What you are asked to do> Find the number of lines below in which the word "dance" appears, and write that number only.
— Begin Dataset extract —
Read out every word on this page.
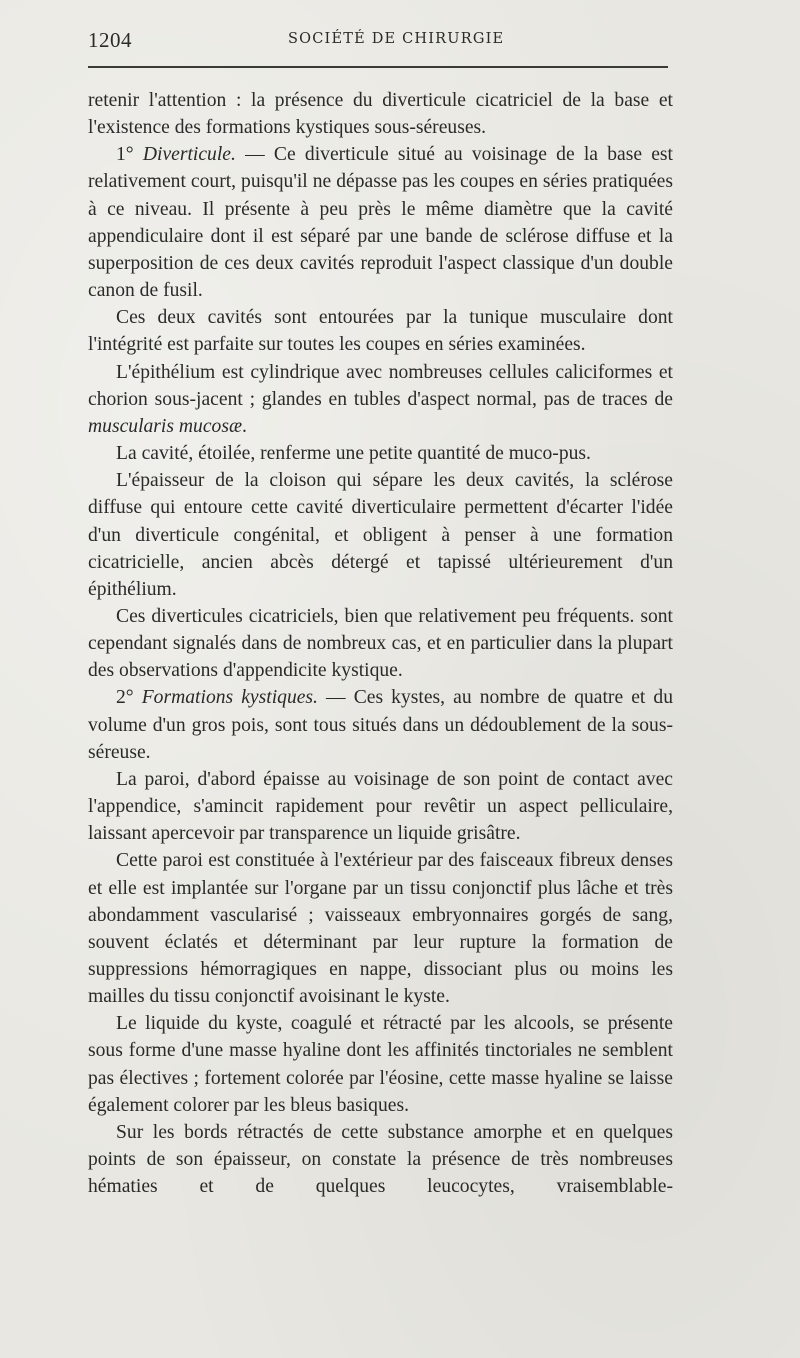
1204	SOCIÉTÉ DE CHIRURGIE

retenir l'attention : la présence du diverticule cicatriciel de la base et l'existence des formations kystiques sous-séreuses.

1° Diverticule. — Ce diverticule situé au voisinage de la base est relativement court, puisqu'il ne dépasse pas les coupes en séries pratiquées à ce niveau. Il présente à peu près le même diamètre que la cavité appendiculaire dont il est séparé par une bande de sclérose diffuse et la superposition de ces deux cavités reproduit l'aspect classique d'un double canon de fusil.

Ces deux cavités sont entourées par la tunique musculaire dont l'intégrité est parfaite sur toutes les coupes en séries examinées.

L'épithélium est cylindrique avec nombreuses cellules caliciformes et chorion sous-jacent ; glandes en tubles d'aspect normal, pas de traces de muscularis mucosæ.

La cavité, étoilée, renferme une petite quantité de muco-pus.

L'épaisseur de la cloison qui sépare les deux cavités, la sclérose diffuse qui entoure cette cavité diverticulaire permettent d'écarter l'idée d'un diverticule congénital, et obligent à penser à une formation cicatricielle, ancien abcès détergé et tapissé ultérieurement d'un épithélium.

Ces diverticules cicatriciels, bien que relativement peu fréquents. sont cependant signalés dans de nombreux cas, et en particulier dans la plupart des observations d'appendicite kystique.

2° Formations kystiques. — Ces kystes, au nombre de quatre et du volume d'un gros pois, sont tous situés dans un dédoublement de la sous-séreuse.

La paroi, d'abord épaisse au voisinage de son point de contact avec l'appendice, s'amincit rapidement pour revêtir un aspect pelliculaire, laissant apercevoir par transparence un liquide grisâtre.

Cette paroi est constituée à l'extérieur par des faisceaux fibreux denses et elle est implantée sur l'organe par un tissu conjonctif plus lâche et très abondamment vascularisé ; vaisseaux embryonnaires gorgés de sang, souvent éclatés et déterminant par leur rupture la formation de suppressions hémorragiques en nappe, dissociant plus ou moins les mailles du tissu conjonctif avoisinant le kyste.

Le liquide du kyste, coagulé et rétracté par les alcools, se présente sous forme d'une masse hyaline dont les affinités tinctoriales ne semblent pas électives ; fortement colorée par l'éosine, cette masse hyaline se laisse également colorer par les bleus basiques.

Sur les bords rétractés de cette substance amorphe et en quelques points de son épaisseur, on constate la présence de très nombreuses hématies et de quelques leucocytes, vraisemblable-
— End Dataset extract —
— Begin Dataset extract —
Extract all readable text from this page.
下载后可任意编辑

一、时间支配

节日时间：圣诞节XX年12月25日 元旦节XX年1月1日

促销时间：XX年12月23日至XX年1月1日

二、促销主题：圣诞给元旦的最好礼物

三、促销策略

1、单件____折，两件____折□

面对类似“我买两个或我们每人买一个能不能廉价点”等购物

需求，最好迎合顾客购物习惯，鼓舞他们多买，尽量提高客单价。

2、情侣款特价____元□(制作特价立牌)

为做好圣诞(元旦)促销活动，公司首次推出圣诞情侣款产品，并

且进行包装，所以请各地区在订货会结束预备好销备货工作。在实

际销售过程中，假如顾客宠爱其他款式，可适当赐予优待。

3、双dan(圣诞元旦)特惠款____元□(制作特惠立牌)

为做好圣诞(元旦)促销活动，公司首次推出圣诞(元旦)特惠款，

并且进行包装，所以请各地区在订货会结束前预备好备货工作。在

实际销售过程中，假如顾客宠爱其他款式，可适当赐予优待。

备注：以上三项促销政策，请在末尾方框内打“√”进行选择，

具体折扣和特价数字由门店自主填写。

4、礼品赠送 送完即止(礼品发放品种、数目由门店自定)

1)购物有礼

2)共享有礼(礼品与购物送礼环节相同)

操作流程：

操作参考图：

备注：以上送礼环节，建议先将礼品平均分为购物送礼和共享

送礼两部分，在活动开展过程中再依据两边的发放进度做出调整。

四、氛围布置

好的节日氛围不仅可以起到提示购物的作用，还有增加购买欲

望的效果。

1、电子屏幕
— End Dataset extract —
— Begin Dataset extract —
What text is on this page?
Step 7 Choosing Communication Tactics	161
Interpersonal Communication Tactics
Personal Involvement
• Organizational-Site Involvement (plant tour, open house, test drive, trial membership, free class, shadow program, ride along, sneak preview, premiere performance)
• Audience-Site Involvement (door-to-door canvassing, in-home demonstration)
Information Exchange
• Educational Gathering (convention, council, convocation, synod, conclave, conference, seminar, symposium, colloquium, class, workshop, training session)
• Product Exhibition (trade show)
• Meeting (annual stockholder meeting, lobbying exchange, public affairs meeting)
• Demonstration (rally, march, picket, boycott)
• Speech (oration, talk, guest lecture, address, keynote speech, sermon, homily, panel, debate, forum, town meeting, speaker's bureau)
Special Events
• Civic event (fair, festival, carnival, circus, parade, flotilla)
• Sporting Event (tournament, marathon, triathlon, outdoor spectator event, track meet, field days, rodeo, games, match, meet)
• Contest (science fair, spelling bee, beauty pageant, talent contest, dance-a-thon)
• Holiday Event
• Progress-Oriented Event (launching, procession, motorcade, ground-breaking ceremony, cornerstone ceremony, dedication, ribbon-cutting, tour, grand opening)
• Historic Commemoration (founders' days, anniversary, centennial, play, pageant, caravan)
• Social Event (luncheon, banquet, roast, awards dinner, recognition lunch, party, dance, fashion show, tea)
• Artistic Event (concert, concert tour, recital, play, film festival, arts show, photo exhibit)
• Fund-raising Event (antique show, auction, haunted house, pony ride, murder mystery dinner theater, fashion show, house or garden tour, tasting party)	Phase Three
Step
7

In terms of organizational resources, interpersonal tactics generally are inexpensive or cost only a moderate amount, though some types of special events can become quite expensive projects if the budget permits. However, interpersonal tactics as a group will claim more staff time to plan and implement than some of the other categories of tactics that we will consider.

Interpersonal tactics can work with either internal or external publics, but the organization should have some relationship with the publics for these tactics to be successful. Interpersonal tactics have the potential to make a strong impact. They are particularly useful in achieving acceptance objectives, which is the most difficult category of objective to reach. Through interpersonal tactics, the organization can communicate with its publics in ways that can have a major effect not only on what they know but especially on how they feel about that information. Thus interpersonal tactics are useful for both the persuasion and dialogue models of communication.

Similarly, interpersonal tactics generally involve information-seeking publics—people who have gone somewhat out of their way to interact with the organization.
— End Dataset extract —
Task answer> 2